> **Your objective**
Among the lines of this listing, determine how many contain the string "temperature". Answer with the number only.

===== Records provided

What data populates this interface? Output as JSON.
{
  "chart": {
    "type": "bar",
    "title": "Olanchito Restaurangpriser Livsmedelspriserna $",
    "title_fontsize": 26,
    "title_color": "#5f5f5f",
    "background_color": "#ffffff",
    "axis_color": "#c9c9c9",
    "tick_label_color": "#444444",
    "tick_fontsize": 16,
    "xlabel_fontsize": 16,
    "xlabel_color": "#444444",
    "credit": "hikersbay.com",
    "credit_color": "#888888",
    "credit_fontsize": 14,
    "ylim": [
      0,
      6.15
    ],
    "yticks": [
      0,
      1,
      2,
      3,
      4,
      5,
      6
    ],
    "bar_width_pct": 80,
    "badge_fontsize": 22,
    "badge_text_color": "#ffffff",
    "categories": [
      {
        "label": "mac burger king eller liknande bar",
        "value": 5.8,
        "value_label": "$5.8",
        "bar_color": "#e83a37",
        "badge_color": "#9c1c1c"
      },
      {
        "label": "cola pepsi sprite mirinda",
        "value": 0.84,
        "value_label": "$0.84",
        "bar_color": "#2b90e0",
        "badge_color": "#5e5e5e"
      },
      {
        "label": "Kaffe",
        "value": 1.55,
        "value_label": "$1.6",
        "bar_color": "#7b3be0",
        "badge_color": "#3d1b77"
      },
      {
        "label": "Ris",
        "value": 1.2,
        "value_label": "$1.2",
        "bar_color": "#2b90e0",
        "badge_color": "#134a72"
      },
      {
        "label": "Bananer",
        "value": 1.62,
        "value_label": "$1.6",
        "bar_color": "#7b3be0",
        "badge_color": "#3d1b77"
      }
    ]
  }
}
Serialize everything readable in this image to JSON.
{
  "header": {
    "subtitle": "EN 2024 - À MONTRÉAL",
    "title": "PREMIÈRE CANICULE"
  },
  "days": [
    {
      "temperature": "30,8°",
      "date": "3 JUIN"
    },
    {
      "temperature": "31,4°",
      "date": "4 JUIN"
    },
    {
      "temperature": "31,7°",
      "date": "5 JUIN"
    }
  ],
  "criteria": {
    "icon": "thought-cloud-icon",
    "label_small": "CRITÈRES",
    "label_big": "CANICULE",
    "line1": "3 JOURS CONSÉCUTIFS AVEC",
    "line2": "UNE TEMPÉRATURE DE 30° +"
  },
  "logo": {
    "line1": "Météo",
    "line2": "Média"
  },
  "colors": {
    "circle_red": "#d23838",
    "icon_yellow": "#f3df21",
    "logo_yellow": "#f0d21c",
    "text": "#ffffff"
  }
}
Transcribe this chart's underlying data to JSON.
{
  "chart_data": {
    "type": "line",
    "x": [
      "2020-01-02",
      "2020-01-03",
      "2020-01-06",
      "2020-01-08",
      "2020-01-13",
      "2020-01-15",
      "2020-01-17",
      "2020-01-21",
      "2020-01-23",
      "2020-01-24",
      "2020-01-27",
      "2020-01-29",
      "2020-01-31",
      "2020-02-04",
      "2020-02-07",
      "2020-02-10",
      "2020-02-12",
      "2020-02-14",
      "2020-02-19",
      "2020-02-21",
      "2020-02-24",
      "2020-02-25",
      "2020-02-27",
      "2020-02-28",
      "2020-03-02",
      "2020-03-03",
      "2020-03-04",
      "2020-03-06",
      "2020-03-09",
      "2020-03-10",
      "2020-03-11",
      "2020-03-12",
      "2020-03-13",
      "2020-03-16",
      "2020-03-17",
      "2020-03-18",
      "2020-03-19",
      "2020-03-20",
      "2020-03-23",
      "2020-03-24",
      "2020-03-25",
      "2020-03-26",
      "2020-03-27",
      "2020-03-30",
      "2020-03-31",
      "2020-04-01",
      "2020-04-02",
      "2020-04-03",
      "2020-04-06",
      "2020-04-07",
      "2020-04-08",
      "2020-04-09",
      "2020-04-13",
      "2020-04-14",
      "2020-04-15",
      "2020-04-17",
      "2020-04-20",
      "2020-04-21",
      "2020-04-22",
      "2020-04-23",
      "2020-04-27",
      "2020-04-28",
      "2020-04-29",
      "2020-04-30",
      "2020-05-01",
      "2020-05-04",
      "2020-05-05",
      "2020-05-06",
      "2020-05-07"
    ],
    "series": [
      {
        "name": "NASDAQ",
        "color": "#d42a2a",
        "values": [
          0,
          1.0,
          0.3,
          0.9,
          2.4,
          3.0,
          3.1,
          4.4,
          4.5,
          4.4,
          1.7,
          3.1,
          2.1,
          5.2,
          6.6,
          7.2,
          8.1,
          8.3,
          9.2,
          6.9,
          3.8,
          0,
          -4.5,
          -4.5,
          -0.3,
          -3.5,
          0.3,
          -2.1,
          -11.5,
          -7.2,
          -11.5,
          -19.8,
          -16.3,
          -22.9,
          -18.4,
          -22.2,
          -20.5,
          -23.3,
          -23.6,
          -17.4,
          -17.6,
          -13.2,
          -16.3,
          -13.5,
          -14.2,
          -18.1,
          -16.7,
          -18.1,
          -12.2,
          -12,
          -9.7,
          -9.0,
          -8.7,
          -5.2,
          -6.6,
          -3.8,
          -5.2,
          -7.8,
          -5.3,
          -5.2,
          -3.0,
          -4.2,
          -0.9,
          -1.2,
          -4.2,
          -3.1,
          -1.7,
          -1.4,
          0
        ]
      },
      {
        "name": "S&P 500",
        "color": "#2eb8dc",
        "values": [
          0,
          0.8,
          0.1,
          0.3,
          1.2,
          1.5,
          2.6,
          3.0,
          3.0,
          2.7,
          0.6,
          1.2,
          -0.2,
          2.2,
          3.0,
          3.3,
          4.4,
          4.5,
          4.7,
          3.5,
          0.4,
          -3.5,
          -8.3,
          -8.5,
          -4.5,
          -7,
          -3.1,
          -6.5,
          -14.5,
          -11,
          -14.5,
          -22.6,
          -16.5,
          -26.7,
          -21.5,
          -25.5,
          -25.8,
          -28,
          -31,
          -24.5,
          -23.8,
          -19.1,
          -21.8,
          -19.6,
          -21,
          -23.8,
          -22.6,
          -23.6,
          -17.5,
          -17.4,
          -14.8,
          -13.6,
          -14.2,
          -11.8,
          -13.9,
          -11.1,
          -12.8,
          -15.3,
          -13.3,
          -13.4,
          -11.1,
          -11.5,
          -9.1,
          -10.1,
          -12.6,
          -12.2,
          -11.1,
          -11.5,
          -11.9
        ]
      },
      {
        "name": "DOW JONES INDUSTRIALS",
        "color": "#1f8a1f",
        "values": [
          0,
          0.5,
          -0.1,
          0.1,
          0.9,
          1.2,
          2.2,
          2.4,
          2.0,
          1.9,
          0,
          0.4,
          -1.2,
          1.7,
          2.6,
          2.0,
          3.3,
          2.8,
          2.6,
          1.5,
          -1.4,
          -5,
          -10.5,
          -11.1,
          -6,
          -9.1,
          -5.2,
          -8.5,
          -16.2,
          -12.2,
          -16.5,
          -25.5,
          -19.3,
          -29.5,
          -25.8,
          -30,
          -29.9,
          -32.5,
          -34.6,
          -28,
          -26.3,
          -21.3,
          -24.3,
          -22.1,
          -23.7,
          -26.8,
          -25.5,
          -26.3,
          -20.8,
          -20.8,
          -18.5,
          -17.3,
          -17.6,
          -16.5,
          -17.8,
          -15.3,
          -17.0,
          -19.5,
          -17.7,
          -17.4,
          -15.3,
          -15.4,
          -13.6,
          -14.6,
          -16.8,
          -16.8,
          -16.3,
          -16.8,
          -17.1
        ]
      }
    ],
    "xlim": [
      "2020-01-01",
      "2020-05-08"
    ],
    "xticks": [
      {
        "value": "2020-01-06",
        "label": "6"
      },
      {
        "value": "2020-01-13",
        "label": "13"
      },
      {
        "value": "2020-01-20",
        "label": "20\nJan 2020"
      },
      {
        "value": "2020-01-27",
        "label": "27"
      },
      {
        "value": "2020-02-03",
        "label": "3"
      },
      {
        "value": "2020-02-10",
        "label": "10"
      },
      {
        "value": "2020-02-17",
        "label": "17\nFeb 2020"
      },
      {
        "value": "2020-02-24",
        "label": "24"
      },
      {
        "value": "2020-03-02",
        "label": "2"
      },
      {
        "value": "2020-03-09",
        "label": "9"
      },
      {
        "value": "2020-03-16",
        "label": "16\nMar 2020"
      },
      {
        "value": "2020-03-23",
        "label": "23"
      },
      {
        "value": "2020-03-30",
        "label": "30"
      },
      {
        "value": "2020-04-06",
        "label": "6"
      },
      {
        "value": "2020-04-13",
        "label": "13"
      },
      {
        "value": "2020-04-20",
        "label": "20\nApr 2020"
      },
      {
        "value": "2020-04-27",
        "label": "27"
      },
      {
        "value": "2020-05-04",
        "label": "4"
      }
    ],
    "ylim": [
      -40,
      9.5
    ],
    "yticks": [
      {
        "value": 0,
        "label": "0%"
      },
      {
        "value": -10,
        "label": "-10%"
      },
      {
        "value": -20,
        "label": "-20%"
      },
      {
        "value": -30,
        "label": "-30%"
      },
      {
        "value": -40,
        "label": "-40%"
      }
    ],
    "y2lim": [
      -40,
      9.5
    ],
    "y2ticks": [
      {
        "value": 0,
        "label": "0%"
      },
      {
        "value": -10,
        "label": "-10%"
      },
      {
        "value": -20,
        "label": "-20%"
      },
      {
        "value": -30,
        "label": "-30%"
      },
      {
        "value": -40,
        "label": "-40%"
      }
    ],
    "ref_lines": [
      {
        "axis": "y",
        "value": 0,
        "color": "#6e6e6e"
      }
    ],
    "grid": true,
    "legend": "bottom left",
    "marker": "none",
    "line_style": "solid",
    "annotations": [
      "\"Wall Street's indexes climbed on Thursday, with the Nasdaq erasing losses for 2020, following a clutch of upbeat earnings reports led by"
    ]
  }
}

==========

> **Problem solution**
3